▶ What you need to do: Search the listing below for the string "целевых" and show each line that contains it.

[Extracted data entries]
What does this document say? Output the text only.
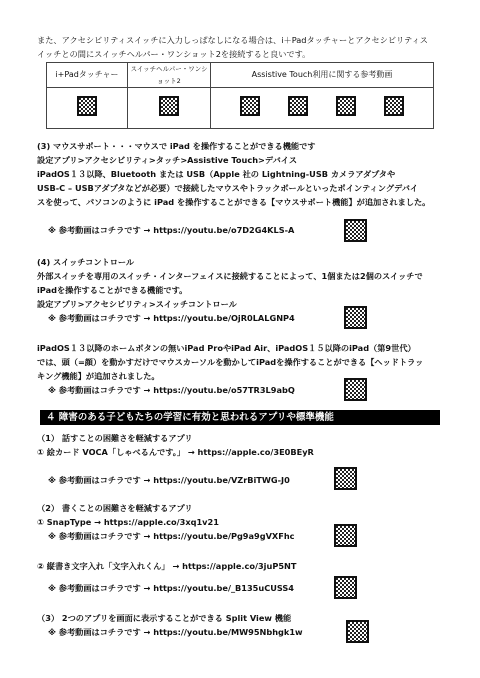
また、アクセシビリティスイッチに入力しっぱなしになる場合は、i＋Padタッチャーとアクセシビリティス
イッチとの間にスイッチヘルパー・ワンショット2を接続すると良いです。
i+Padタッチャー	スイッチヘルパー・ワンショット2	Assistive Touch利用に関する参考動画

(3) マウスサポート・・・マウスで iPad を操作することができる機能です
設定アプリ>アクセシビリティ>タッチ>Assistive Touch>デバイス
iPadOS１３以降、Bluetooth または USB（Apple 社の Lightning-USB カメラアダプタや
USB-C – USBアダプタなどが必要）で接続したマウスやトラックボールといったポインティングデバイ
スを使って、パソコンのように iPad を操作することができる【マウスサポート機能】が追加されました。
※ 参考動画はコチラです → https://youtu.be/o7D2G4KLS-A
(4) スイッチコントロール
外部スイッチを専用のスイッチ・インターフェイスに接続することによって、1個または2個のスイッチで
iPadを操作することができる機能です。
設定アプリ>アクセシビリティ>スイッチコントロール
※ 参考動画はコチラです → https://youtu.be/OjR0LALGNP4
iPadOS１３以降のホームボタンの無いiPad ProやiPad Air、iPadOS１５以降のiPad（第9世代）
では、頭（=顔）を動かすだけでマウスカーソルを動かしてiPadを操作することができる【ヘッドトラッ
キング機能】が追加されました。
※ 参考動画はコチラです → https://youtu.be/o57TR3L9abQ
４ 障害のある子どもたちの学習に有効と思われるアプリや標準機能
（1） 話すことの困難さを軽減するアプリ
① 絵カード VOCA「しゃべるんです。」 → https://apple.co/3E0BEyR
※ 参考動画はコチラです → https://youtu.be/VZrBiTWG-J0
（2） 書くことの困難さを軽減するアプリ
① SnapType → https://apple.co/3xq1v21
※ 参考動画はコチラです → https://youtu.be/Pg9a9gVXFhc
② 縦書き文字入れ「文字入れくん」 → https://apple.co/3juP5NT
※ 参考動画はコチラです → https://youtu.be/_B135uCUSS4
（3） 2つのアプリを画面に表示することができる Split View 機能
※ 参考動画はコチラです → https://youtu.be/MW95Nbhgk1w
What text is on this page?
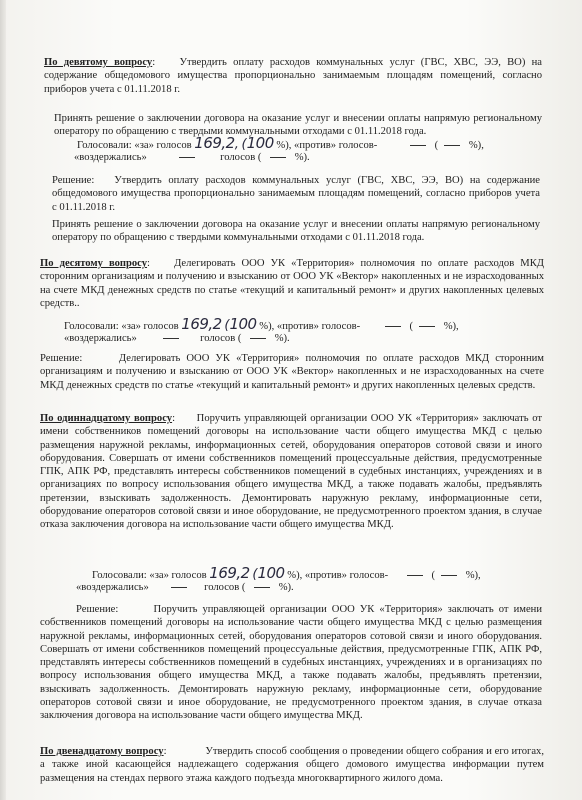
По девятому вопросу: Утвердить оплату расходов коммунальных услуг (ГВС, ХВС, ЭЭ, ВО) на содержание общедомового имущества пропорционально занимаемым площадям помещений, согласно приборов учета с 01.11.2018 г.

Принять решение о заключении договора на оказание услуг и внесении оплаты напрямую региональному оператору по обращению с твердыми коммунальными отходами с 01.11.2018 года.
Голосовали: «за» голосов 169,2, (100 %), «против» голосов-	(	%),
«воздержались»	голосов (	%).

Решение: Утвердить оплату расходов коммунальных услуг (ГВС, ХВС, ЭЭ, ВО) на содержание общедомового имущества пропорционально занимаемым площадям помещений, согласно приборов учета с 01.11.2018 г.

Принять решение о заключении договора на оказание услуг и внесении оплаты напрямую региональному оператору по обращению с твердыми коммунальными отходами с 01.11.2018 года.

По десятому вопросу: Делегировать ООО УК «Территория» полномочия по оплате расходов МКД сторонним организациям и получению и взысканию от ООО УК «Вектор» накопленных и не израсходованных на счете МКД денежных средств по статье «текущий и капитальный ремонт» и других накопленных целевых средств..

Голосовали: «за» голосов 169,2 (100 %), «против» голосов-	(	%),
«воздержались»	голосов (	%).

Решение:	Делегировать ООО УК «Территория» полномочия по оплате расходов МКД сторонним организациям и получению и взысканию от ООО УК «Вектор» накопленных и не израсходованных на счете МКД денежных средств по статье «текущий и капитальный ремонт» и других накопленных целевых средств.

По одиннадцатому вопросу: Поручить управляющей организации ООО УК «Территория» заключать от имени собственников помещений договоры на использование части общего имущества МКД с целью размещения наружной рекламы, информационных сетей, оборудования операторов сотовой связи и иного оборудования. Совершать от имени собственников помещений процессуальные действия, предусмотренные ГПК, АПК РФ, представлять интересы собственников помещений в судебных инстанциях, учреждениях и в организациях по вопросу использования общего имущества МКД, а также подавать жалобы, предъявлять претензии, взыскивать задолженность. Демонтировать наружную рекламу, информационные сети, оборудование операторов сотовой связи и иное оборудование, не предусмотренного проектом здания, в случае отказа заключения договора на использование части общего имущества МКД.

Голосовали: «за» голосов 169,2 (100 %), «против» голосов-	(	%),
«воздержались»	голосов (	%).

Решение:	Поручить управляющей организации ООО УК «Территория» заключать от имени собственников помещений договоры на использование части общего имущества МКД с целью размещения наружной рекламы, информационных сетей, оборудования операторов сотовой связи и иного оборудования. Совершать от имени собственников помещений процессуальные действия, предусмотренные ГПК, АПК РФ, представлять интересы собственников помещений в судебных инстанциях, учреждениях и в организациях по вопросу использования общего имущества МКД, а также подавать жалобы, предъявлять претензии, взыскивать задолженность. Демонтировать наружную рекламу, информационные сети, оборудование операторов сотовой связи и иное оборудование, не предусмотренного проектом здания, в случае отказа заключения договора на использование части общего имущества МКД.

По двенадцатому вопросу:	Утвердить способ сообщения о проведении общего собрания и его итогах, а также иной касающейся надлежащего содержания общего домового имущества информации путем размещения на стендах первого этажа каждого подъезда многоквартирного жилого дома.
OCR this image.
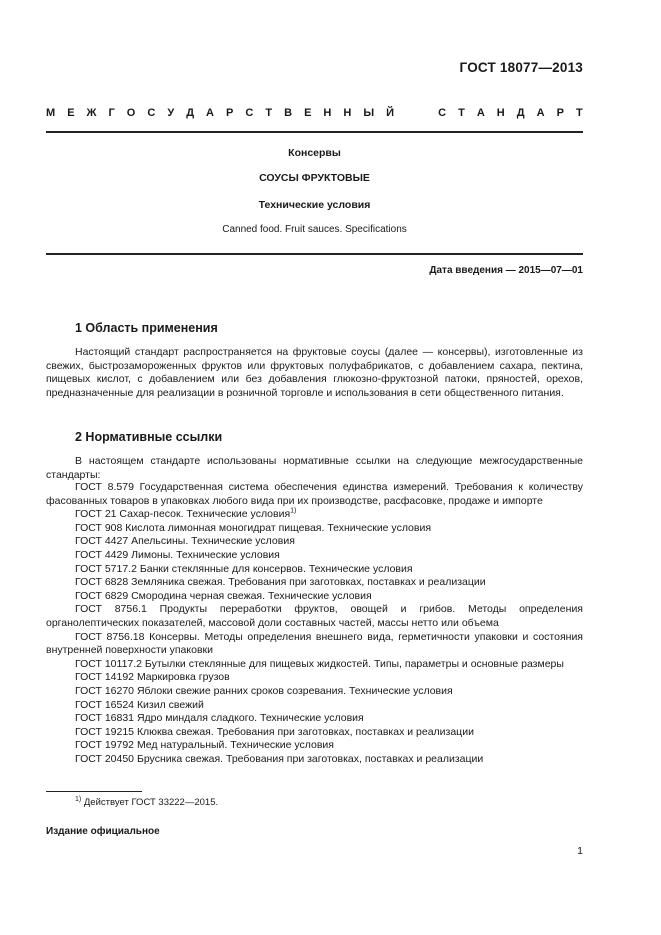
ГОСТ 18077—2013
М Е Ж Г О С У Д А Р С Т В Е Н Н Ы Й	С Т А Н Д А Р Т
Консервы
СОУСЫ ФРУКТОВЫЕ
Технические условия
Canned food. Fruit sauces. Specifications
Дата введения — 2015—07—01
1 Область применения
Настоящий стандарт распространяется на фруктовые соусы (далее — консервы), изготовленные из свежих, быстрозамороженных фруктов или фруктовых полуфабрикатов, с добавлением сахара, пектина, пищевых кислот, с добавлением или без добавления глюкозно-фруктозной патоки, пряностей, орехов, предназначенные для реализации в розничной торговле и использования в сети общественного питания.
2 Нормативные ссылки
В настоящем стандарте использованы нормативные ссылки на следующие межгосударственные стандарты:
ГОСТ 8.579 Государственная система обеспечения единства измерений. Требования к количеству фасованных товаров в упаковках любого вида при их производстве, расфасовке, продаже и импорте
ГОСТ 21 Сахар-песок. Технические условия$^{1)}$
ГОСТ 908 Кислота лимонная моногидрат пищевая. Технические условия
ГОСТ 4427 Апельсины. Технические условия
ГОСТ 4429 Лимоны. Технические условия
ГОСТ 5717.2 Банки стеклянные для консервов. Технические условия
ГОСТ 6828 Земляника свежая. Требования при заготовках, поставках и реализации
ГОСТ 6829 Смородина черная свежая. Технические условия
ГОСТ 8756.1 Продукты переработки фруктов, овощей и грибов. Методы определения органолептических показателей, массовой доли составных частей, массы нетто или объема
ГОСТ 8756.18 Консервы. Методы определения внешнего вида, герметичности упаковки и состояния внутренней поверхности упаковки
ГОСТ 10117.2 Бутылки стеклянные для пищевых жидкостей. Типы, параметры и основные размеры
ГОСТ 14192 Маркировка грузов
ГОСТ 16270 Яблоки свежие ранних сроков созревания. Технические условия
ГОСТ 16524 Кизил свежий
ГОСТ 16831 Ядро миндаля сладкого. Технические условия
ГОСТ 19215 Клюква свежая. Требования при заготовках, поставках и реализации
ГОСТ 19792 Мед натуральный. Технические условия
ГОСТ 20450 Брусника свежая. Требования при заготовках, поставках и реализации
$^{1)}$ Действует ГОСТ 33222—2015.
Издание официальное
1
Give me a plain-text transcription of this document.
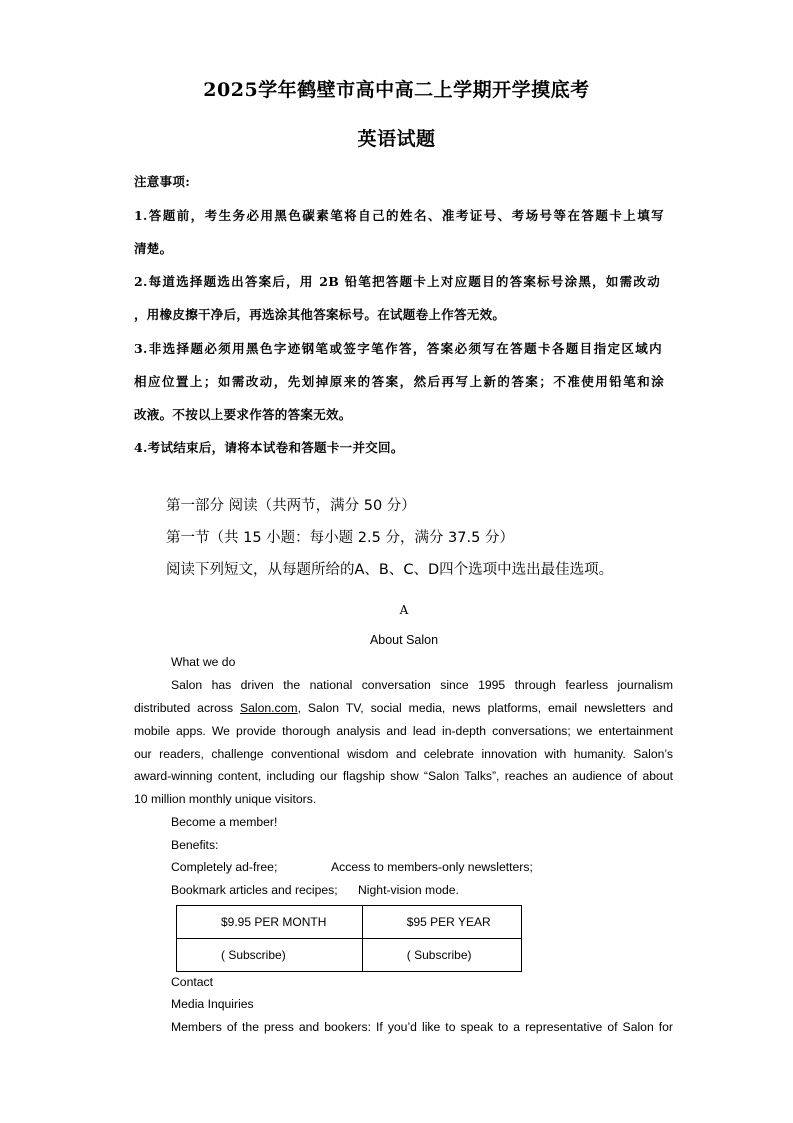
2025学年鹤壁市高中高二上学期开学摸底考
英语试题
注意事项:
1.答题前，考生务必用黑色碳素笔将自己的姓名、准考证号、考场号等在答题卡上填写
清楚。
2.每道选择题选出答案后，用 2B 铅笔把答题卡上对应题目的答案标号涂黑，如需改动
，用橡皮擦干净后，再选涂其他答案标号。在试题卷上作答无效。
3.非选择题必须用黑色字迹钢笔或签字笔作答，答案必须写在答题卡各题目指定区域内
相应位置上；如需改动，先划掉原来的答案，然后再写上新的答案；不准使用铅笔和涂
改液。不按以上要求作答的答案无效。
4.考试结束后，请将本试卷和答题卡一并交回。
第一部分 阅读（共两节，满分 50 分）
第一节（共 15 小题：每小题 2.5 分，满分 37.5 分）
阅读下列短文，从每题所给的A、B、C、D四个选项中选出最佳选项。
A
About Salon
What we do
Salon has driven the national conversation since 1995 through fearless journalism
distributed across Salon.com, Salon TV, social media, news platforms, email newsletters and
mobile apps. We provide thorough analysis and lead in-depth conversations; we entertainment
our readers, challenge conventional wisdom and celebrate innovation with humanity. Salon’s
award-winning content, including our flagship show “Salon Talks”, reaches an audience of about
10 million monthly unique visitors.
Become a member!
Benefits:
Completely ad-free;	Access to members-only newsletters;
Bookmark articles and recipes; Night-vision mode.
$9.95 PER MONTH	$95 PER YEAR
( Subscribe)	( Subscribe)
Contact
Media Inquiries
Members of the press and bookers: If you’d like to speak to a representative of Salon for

▶ Solution to this exercise:
По десятому вопросу: Делегировать ООО УК «Территория» полномочия по оплате расходов МКД сторонним организациям и получению и взысканию от ООО УК «Вектор» накопленных и не израсходованных на счете МКД денежных средств по статье «текущий и капитальный ремонт» и других накопленных целевых средств..
Решение:	Делегировать ООО УК «Территория» полномочия по оплате расходов МКД сторонним организациям и получению и взысканию от ООО УК «Вектор» накопленных и не израсходованных на счете МКД денежных средств по статье «текущий и капитальный ремонт» и других накопленных целевых средств.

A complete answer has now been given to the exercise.